Supplied records start
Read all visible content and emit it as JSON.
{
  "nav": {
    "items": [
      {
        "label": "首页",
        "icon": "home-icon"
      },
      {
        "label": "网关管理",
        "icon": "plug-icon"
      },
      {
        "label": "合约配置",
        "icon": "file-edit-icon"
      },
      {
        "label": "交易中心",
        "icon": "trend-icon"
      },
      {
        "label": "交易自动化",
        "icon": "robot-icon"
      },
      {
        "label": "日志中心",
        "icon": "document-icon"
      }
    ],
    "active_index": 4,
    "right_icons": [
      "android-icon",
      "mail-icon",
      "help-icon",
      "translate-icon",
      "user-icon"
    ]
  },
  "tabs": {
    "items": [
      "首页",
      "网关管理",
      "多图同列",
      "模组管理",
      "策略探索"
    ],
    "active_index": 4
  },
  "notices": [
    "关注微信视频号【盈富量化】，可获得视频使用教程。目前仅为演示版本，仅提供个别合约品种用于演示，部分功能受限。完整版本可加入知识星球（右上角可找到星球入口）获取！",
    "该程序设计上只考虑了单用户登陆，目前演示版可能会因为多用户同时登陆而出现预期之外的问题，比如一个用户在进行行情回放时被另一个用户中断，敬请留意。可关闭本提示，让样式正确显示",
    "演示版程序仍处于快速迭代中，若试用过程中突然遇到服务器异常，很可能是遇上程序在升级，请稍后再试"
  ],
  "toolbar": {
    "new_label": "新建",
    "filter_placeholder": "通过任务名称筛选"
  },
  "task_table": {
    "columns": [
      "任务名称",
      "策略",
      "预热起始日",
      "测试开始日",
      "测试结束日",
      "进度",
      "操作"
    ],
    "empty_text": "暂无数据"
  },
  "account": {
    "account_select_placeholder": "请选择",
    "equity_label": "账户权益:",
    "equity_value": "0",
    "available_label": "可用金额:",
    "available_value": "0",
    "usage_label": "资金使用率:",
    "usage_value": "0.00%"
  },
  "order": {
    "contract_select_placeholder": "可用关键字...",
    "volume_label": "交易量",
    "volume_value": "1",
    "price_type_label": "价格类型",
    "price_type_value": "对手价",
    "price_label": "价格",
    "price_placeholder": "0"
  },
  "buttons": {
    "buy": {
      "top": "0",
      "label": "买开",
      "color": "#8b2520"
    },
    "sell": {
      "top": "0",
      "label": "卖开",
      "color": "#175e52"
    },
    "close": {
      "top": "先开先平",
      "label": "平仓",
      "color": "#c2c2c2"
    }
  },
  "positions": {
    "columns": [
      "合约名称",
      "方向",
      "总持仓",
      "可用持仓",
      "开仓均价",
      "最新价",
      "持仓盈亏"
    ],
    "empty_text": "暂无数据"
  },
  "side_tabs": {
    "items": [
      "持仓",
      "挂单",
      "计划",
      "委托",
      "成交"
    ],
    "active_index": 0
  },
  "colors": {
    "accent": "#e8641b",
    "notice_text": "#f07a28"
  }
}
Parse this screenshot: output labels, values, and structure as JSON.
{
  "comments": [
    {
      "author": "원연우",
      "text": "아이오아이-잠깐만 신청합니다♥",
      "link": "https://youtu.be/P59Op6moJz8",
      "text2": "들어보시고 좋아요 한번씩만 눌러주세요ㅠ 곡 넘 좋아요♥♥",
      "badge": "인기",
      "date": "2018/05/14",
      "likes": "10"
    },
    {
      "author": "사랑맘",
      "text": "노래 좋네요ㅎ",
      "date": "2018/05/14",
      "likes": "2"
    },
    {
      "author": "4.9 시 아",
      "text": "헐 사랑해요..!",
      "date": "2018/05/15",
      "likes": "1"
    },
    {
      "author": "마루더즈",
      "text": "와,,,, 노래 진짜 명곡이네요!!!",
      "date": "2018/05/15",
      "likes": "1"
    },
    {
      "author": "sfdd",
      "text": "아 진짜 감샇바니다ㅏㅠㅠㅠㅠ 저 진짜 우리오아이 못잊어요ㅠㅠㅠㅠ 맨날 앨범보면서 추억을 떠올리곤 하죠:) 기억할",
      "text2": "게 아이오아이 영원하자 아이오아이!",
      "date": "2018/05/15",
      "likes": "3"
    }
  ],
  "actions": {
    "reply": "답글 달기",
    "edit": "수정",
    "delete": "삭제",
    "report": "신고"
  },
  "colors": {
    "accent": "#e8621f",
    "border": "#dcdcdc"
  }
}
Supplied records end
**Written problem:** Copy out the material word for word and line for line.

**Exercise result:**
Read all visible content and emit it as JSON.
{
  "nav": {
    "items": [
      {
        "label": "首页",
        "icon": "home-icon"
      },
      {
        "label": "网关管理",
        "icon": "plug-icon"
      },
      {
        "label": "合约配置",
        "icon": "file-edit-icon"
      },
      {
        "label": "交易中心",
        "icon": "trend-icon"
      },
      {
        "label": "交易自动化",
        "icon": "robot-icon"
      },
      {
        "label": "日志中心",
        "icon": "document-icon"
      }
    ],
    "active_index": 4,
    "right_icons": [
      "android-icon",
      "mail-icon",
      "help-icon",
      "translate-icon",
      "user-icon"
    ]
  },
  "tabs": {
    "items": [
      "首页",
      "网关管理",
      "多图同列",
      "模组管理",
      "策略探索"
    ],
    "active_index": 4
  },
  "notices": [
    "关注微信视频号【盈富量化】，可获得视频使用教程。目前仅为演示版本，仅提供个别合约品种用于演示，部分功能受限。完整版本可加入知识星球（右上角可找到星球入口）获取！",
    "该程序设计上只考虑了单用户登陆，目前演示版可能会因为多用户同时登陆而出现预期之外的问题，比如一个用户在进行行情回放时被另一个用户中断，敬请留意。可关闭本提示，让样式正确显示",
    "演示版程序仍处于快速迭代中，若试用过程中突然遇到服务器异常，很可能是遇上程序在升级，请稍后再试"
  ],
  "toolbar": {
    "new_label": "新建",
    "filter_placeholder": "通过任务名称筛选"
  },
  "task_table": {
    "columns": [
      "任务名称",
      "策略",
      "预热起始日",
      "测试开始日",
      "测试结束日",
      "进度",
      "操作"
    ],
    "empty_text": "暂无数据"
  },
  "account": {
    "account_select_placeholder": "请选择",
    "equity_label": "账户权益:",
    "equity_value": "0",
    "available_label": "可用金额:",
    "available_value": "0",
    "usage_label": "资金使用率:",
    "usage_value": "0.00%"
  },
  "order": {
    "contract_select_placeholder": "可用关键字...",
    "volume_label": "交易量",
    "volume_value": "1",
    "price_type_label": "价格类型",
    "price_type_value": "对手价",
    "price_label": "价格",
    "price_placeholder": "0"
  },
  "buttons": {
    "buy": {
      "top": "0",
      "label": "买开",
      "color": "#8b2520"
    },
    "sell": {
      "top": "0",
      "label": "卖开",
      "color": "#175e52"
    },
    "close": {
      "top": "先开先平",
      "label": "平仓",
      "color": "#c2c2c2"
    }
  },
  "positions": {
    "columns": [
      "合约名称",
      "方向",
      "总持仓",
      "可用持仓",
      "开仓均价",
      "最新价",
      "持仓盈亏"
    ],
    "empty_text": "暂无数据"
  },
  "side_tabs": {
    "items": [
      "持仓",
      "挂单",
      "计划",
      "委托",
      "成交"
    ],
    "active_index": 0
  },
  "colors": {
    "accent": "#e8641b",
    "notice_text": "#f07a28"
  }
}
Parse this screenshot: output labels, values, and structure as JSON.
{
  "comments": [
    {
      "author": "원연우",
      "text": "아이오아이-잠깐만 신청합니다♥",
      "link": "https://youtu.be/P59Op6moJz8",
      "text2": "들어보시고 좋아요 한번씩만 눌러주세요ㅠ 곡 넘 좋아요♥♥",
      "badge": "인기",
      "date": "2018/05/14",
      "likes": "10"
    },
    {
      "author": "사랑맘",
      "text": "노래 좋네요ㅎ",
      "date": "2018/05/14",
      "likes": "2"
    },
    {
      "author": "4.9 시 아",
      "text": "헐 사랑해요..!",
      "date": "2018/05/15",
      "likes": "1"
    },
    {
      "author": "마루더즈",
      "text": "와,,,, 노래 진짜 명곡이네요!!!",
      "date": "2018/05/15",
      "likes": "1"
    },
    {
      "author": "sfdd",
      "text": "아 진짜 감샇바니다ㅏㅠㅠㅠㅠ 저 진짜 우리오아이 못잊어요ㅠㅠㅠㅠ 맨날 앨범보면서 추억을 떠올리곤 하죠:) 기억할",
      "text2": "게 아이오아이 영원하자 아이오아이!",
      "date": "2018/05/15",
      "likes": "3"
    }
  ],
  "actions": {
    "reply": "답글 달기",
    "edit": "수정",
    "delete": "삭제",
    "report": "신고"
  },
  "colors": {
    "accent": "#e8621f",
    "border": "#dcdcdc"
  }
}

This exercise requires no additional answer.